====== The data

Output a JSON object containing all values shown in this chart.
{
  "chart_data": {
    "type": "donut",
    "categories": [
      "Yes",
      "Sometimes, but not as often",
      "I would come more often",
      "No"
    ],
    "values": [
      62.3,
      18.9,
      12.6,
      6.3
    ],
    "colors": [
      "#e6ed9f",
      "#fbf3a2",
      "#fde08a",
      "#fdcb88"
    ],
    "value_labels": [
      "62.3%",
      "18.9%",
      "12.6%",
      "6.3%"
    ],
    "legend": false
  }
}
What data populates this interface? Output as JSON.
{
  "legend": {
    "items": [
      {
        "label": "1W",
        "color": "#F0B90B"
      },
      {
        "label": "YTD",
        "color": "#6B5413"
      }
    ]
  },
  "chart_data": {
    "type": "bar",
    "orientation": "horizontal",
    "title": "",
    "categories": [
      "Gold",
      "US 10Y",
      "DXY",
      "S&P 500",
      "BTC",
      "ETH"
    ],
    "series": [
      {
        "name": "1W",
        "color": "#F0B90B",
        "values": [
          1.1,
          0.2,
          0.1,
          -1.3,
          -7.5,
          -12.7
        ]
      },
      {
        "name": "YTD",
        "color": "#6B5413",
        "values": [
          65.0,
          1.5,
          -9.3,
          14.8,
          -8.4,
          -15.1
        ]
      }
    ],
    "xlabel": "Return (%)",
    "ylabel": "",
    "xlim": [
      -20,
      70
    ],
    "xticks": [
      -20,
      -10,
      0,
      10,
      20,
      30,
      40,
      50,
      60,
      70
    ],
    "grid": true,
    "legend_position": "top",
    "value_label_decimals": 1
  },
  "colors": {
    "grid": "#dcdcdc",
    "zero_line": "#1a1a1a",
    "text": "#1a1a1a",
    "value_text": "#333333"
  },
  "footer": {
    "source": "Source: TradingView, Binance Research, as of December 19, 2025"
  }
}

============

Print the listing above in full, exactly as it is.

_Output below_.
Output a JSON object containing all values shown in this chart.
{
  "chart_data": {
    "type": "donut",
    "categories": [
      "Yes",
      "Sometimes, but not as often",
      "I would come more often",
      "No"
    ],
    "values": [
      62.3,
      18.9,
      12.6,
      6.3
    ],
    "colors": [
      "#e6ed9f",
      "#fbf3a2",
      "#fde08a",
      "#fdcb88"
    ],
    "value_labels": [
      "62.3%",
      "18.9%",
      "12.6%",
      "6.3%"
    ],
    "legend": false
  }
}
What data populates this interface? Output as JSON.
{
  "legend": {
    "items": [
      {
        "label": "1W",
        "color": "#F0B90B"
      },
      {
        "label": "YTD",
        "color": "#6B5413"
      }
    ]
  },
  "chart_data": {
    "type": "bar",
    "orientation": "horizontal",
    "title": "",
    "categories": [
      "Gold",
      "US 10Y",
      "DXY",
      "S&P 500",
      "BTC",
      "ETH"
    ],
    "series": [
      {
        "name": "1W",
        "color": "#F0B90B",
        "values": [
          1.1,
          0.2,
          0.1,
          -1.3,
          -7.5,
          -12.7
        ]
      },
      {
        "name": "YTD",
        "color": "#6B5413",
        "values": [
          65.0,
          1.5,
          -9.3,
          14.8,
          -8.4,
          -15.1
        ]
      }
    ],
    "xlabel": "Return (%)",
    "ylabel": "",
    "xlim": [
      -20,
      70
    ],
    "xticks": [
      -20,
      -10,
      0,
      10,
      20,
      30,
      40,
      50,
      60,
      70
    ],
    "grid": true,
    "legend_position": "top",
    "value_label_decimals": 1
  },
  "colors": {
    "grid": "#dcdcdc",
    "zero_line": "#1a1a1a",
    "text": "#1a1a1a",
    "value_text": "#333333"
  },
  "footer": {
    "source": "Source: TradingView, Binance Research, as of December 19, 2025"
  }
}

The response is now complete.